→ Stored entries
|---|

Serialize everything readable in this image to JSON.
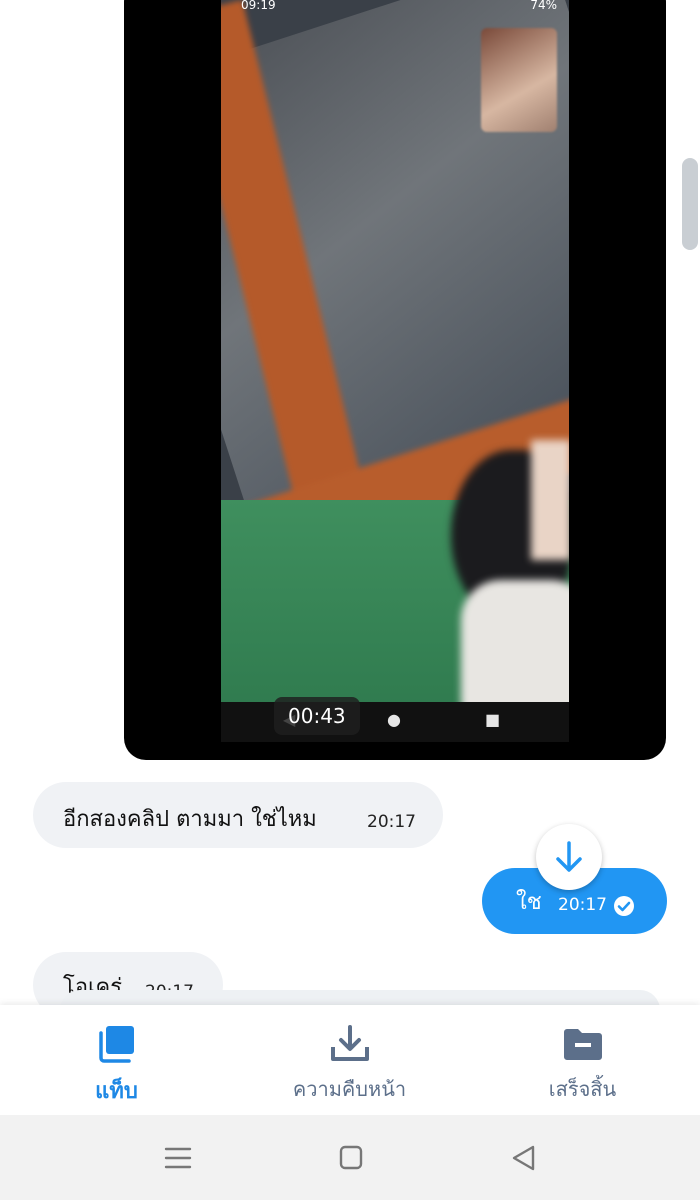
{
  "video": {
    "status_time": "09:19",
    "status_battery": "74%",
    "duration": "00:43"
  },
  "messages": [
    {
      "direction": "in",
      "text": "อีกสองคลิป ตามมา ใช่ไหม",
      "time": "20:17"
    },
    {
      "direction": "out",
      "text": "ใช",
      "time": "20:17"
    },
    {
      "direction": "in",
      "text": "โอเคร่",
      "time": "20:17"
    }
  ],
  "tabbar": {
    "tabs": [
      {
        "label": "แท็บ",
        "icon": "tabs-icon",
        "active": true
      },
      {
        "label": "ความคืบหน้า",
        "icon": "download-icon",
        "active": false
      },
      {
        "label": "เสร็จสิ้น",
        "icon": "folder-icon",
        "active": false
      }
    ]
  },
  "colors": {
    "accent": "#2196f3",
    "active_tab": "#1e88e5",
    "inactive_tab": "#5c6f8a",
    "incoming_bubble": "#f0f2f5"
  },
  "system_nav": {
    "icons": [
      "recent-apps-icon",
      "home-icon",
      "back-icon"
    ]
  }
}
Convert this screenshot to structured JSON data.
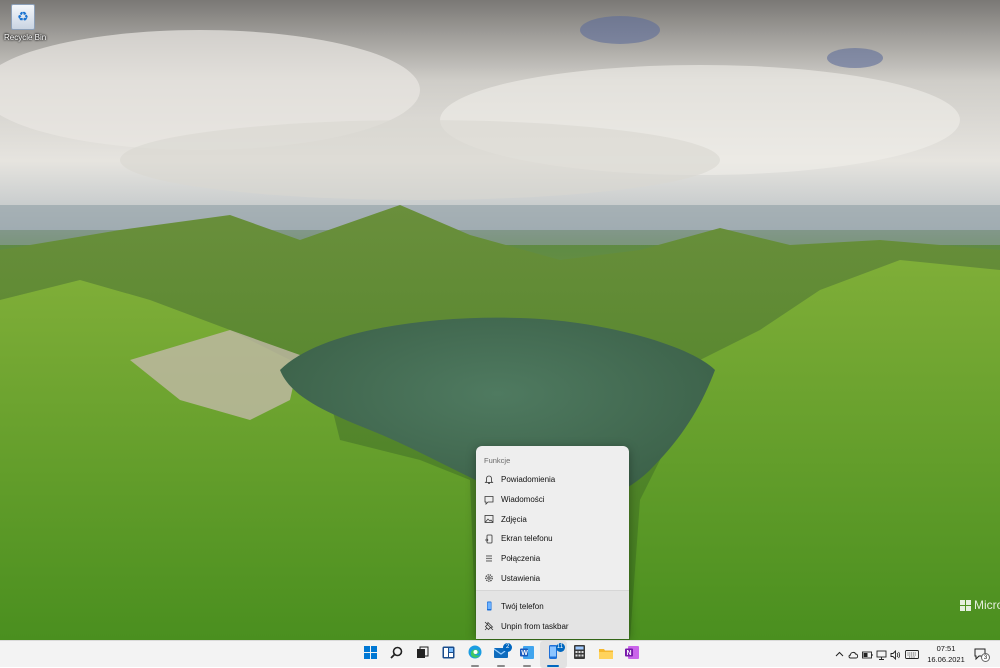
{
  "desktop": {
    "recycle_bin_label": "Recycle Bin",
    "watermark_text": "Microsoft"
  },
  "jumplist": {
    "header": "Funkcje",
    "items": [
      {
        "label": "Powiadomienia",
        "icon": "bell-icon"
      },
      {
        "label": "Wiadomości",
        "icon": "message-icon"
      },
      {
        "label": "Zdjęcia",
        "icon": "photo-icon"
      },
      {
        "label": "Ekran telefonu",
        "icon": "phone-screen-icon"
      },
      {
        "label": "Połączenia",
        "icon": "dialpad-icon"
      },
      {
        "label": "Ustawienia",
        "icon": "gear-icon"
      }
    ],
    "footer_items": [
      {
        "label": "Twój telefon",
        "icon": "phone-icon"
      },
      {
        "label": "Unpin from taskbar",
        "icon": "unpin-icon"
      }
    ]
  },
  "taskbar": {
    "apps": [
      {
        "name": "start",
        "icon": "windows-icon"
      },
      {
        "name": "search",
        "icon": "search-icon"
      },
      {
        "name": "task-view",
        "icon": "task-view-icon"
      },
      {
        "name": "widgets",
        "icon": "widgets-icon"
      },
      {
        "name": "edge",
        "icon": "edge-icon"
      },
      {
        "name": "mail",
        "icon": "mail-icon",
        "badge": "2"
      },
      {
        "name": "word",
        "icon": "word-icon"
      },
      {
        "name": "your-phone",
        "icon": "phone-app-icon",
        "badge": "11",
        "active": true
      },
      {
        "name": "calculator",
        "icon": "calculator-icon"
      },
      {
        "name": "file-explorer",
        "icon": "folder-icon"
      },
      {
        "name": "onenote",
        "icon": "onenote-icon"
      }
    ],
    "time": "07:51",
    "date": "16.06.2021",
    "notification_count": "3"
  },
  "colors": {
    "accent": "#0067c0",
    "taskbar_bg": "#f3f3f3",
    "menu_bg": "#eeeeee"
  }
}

|---|

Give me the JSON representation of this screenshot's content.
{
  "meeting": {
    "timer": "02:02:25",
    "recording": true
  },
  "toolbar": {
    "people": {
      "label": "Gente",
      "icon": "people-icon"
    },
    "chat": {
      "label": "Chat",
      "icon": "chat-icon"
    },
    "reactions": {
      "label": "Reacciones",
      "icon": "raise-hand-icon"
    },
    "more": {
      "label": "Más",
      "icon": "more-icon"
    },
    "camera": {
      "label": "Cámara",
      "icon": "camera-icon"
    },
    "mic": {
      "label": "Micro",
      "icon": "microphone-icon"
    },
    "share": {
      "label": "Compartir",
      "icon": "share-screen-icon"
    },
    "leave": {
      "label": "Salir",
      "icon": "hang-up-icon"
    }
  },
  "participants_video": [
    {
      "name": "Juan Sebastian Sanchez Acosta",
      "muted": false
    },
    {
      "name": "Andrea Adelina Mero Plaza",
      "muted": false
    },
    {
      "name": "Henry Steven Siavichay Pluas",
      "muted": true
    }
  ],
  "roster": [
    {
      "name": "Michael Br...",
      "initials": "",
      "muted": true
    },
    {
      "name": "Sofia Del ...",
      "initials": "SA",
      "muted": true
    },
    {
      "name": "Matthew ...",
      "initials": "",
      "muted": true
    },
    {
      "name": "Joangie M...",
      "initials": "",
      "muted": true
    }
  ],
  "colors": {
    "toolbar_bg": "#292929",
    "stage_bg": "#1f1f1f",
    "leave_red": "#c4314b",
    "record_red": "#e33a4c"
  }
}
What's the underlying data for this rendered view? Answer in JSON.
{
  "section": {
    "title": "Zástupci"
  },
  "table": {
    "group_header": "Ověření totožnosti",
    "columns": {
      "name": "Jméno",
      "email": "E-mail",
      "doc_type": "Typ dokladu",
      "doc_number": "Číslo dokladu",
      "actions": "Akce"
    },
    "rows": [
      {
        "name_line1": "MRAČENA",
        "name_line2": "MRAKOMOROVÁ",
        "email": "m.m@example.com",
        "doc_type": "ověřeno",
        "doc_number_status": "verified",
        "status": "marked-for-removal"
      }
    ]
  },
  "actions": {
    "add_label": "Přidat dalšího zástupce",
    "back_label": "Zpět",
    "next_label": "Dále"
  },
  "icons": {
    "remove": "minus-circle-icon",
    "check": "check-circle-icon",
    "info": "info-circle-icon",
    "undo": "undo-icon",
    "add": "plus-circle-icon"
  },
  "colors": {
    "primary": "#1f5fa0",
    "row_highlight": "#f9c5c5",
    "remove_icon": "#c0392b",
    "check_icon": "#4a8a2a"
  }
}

|---|

→ What you should do
Using the data above, copy each line that contains "circle".

→ Exercise result
    "remove": "minus-circle-icon",
    "check": "check-circle-icon",
    "info": "info-circle-icon",
    "add": "plus-circle-icon"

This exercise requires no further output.